═══ Data to process

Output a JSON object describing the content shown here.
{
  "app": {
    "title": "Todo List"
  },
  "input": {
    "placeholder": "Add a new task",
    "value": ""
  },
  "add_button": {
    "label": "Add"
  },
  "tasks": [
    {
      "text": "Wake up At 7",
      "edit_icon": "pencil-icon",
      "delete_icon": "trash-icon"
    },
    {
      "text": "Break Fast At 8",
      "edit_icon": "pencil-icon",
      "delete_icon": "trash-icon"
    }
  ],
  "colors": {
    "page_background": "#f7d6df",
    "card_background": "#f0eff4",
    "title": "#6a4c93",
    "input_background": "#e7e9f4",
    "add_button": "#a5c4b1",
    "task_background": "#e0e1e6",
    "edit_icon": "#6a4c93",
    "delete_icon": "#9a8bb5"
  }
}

══════

#### [Task directions]
Extract each entry in full, exactly as given.

#### [Task result]
Output a JSON object describing the content shown here.
{
  "app": {
    "title": "Todo List"
  },
  "input": {
    "placeholder": "Add a new task",
    "value": ""
  },
  "add_button": {
    "label": "Add"
  },
  "tasks": [
    {
      "text": "Wake up At 7",
      "edit_icon": "pencil-icon",
      "delete_icon": "trash-icon"
    },
    {
      "text": "Break Fast At 8",
      "edit_icon": "pencil-icon",
      "delete_icon": "trash-icon"
    }
  ],
  "colors": {
    "page_background": "#f7d6df",
    "card_background": "#f0eff4",
    "title": "#6a4c93",
    "input_background": "#e7e9f4",
    "add_button": "#a5c4b1",
    "task_background": "#e0e1e6",
    "edit_icon": "#6a4c93",
    "delete_icon": "#9a8bb5"
  }
}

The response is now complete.